Locate the word "name" in the entries below, then gather every line that holds it.

-- Begin EXCERPTED RECORDS --

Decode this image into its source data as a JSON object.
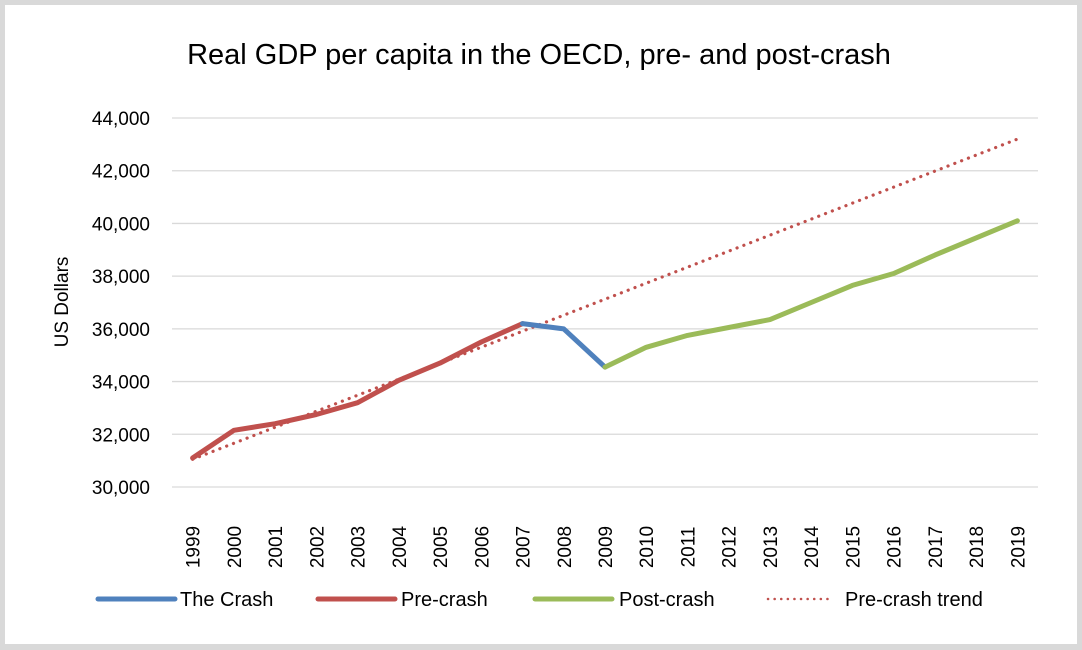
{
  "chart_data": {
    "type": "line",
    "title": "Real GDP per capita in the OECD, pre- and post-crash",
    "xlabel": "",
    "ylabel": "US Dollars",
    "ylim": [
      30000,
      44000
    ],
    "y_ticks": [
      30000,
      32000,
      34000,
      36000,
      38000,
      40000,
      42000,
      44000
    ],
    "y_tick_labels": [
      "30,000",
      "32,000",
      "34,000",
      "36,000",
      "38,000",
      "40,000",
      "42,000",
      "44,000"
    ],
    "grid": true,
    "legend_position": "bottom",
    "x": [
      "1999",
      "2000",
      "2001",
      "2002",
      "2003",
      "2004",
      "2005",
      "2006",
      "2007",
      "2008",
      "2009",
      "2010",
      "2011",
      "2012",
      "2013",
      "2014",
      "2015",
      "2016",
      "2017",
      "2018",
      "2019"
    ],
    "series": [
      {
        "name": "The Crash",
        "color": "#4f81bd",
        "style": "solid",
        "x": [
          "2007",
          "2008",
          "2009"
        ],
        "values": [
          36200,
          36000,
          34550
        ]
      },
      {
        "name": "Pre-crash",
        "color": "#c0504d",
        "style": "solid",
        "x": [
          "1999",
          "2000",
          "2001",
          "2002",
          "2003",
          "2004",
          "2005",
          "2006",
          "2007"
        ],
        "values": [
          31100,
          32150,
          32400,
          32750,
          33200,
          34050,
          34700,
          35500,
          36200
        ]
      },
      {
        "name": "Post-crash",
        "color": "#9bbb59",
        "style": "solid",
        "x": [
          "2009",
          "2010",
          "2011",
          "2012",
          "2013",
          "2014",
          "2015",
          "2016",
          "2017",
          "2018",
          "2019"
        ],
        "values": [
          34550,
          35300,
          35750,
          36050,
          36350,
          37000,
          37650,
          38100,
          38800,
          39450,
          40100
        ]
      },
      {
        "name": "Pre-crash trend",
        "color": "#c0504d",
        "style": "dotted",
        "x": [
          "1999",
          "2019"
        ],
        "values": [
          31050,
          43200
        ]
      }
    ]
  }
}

-- End EXCERPTED RECORDS --

#### PROBLEM SOLUTION
        "name": "The Crash",
        "name": "Pre-crash",
        "name": "Post-crash",
        "name": "Pre-crash trend",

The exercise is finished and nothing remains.